*** Data for processing

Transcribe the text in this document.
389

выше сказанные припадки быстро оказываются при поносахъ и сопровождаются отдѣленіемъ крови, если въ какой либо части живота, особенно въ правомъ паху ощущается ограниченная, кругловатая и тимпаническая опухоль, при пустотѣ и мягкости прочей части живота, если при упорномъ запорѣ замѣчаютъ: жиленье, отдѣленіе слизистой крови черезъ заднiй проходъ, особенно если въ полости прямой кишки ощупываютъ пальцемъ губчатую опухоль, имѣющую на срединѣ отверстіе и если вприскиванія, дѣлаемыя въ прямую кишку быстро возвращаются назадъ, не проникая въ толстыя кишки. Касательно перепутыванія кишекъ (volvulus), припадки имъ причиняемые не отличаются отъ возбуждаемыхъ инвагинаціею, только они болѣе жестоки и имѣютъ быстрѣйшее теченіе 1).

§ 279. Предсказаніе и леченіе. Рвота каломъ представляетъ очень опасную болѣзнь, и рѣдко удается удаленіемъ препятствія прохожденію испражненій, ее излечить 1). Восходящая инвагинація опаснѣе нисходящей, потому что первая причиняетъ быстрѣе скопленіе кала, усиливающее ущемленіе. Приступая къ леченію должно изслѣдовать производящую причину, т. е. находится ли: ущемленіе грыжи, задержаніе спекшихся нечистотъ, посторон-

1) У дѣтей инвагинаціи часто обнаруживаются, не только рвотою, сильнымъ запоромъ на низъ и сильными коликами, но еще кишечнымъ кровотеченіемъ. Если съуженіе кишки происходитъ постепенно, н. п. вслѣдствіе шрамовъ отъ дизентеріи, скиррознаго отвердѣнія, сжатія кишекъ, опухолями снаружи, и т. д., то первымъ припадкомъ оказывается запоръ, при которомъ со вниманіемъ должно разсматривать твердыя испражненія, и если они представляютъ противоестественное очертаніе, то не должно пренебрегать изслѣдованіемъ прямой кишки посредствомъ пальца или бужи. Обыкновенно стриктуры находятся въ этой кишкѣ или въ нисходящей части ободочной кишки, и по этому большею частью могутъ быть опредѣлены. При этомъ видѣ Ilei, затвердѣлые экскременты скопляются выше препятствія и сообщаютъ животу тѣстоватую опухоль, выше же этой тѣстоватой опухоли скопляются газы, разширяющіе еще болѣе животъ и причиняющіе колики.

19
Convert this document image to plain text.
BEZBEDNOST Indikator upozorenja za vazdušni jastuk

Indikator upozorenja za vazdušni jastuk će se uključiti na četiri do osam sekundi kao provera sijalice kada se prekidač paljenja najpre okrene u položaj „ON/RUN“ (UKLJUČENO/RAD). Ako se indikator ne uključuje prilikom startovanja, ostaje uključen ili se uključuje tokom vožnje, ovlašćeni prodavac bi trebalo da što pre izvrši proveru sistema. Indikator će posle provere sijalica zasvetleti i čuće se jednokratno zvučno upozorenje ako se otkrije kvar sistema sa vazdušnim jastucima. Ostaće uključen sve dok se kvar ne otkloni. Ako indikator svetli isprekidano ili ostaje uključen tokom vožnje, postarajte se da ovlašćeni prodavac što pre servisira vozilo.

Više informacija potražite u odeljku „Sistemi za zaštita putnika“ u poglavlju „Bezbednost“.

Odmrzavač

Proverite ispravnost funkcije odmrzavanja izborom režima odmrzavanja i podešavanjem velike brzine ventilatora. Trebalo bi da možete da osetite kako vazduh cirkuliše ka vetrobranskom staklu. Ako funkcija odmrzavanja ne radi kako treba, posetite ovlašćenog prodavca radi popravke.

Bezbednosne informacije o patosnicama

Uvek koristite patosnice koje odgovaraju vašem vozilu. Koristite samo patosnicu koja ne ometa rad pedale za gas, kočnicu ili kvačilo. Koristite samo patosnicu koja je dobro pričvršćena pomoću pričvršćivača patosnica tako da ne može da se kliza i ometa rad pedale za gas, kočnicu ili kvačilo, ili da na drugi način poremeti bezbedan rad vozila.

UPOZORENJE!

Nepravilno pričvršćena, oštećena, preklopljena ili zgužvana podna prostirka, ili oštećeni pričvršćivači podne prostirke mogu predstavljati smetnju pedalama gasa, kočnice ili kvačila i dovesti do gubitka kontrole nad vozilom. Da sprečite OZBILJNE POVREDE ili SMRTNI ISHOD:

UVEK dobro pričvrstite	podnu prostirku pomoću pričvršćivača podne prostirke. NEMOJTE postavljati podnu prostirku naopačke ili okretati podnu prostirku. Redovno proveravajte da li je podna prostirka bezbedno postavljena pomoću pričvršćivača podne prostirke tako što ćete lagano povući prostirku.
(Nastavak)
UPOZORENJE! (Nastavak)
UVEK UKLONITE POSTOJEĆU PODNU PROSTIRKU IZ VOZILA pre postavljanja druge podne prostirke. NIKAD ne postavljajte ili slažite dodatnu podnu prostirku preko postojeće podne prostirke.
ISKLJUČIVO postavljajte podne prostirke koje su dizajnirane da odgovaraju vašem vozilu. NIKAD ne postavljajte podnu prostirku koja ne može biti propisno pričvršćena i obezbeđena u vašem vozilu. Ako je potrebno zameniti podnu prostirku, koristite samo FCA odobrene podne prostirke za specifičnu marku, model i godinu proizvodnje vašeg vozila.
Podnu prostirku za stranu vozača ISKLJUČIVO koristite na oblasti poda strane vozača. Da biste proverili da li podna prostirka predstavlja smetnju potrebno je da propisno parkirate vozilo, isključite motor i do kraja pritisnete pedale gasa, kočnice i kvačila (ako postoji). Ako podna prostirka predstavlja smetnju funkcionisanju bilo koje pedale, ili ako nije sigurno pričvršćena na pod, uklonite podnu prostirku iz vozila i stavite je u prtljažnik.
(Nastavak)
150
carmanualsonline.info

******

● **Set exercise**: Write all of the records out again exactly.

● **Written answer**:
Transcribe the text in this document.
389

выше сказанные припадки быстро оказываются при поносахъ и сопровождаются отдѣленіемъ крови, если въ какой либо части живота, особенно въ правомъ паху ощущается ограниченная, кругловатая и тимпаническая опухоль, при пустотѣ и мягкости прочей части живота, если при упорномъ запорѣ замѣчаютъ: жиленье, отдѣленіе слизистой крови черезъ заднiй проходъ, особенно если въ полости прямой кишки ощупываютъ пальцемъ губчатую опухоль, имѣющую на срединѣ отверстіе и если вприскиванія, дѣлаемыя въ прямую кишку быстро возвращаются назадъ, не проникая въ толстыя кишки. Касательно перепутыванія кишекъ (volvulus), припадки имъ причиняемые не отличаются отъ возбуждаемыхъ инвагинаціею, только они болѣе жестоки и имѣютъ быстрѣйшее теченіе 1).

§ 279. Предсказаніе и леченіе. Рвота каломъ представляетъ очень опасную болѣзнь, и рѣдко удается удаленіемъ препятствія прохожденію испражненій, ее излечить 1). Восходящая инвагинація опаснѣе нисходящей, потому что первая причиняетъ быстрѣе скопленіе кала, усиливающее ущемленіе. Приступая къ леченію должно изслѣдовать производящую причину, т. е. находится ли: ущемленіе грыжи, задержаніе спекшихся нечистотъ, посторон-

1) У дѣтей инвагинаціи часто обнаруживаются, не только рвотою, сильнымъ запоромъ на низъ и сильными коликами, но еще кишечнымъ кровотеченіемъ. Если съуженіе кишки происходитъ постепенно, н. п. вслѣдствіе шрамовъ отъ дизентеріи, скиррознаго отвердѣнія, сжатія кишекъ, опухолями снаружи, и т. д., то первымъ припадкомъ оказывается запоръ, при которомъ со вниманіемъ должно разсматривать твердыя испражненія, и если они представляютъ противоестественное очертаніе, то не должно пренебрегать изслѣдованіемъ прямой кишки посредствомъ пальца или бужи. Обыкновенно стриктуры находятся въ этой кишкѣ или въ нисходящей части ободочной кишки, и по этому большею частью могутъ быть опредѣлены. При этомъ видѣ Ilei, затвердѣлые экскременты скопляются выше препятствія и сообщаютъ животу тѣстоватую опухоль, выше же этой тѣстоватой опухоли скопляются газы, разширяющіе еще болѣе животъ и причиняющіе колики.

19
Convert this document image to plain text.
BEZBEDNOST Indikator upozorenja za vazdušni jastuk

Indikator upozorenja za vazdušni jastuk će se uključiti na četiri do osam sekundi kao provera sijalice kada se prekidač paljenja najpre okrene u položaj „ON/RUN“ (UKLJUČENO/RAD). Ako se indikator ne uključuje prilikom startovanja, ostaje uključen ili se uključuje tokom vožnje, ovlašćeni prodavac bi trebalo da što pre izvrši proveru sistema. Indikator će posle provere sijalica zasvetleti i čuće se jednokratno zvučno upozorenje ako se otkrije kvar sistema sa vazdušnim jastucima. Ostaće uključen sve dok se kvar ne otkloni. Ako indikator svetli isprekidano ili ostaje uključen tokom vožnje, postarajte se da ovlašćeni prodavac što pre servisira vozilo.

Više informacija potražite u odeljku „Sistemi za zaštita putnika“ u poglavlju „Bezbednost“.

Odmrzavač

Proverite ispravnost funkcije odmrzavanja izborom režima odmrzavanja i podešavanjem velike brzine ventilatora. Trebalo bi da možete da osetite kako vazduh cirkuliše ka vetrobranskom staklu. Ako funkcija odmrzavanja ne radi kako treba, posetite ovlašćenog prodavca radi popravke.

Bezbednosne informacije o patosnicama

Uvek koristite patosnice koje odgovaraju vašem vozilu. Koristite samo patosnicu koja ne ometa rad pedale za gas, kočnicu ili kvačilo. Koristite samo patosnicu koja je dobro pričvršćena pomoću pričvršćivača patosnica tako da ne može da se kliza i ometa rad pedale za gas, kočnicu ili kvačilo, ili da na drugi način poremeti bezbedan rad vozila.

UPOZORENJE!

Nepravilno pričvršćena, oštećena, preklopljena ili zgužvana podna prostirka, ili oštećeni pričvršćivači podne prostirke mogu predstavljati smetnju pedalama gasa, kočnice ili kvačila i dovesti do gubitka kontrole nad vozilom. Da sprečite OZBILJNE POVREDE ili SMRTNI ISHOD:

UVEK dobro pričvrstite	podnu prostirku pomoću pričvršćivača podne prostirke. NEMOJTE postavljati podnu prostirku naopačke ili okretati podnu prostirku. Redovno proveravajte da li je podna prostirka bezbedno postavljena pomoću pričvršćivača podne prostirke tako što ćete lagano povući prostirku.
(Nastavak)
UPOZORENJE! (Nastavak)
UVEK UKLONITE POSTOJEĆU PODNU PROSTIRKU IZ VOZILA pre postavljanja druge podne prostirke. NIKAD ne postavljajte ili slažite dodatnu podnu prostirku preko postojeće podne prostirke.
ISKLJUČIVO postavljajte podne prostirke koje su dizajnirane da odgovaraju vašem vozilu. NIKAD ne postavljajte podnu prostirku koja ne može biti propisno pričvršćena i obezbeđena u vašem vozilu. Ako je potrebno zameniti podnu prostirku, koristite samo FCA odobrene podne prostirke za specifičnu marku, model i godinu proizvodnje vašeg vozila.
Podnu prostirku za stranu vozača ISKLJUČIVO koristite na oblasti poda strane vozača. Da biste proverili da li podna prostirka predstavlja smetnju potrebno je da propisno parkirate vozilo, isključite motor i do kraja pritisnete pedale gasa, kočnice i kvačila (ako postoji). Ako podna prostirka predstavlja smetnju funkcionisanju bilo koje pedale, ili ako nije sigurno pričvršćena na pod, uklonite podnu prostirku iz vozila i stavite je u prtljažnik.
(Nastavak)
150
carmanualsonline.info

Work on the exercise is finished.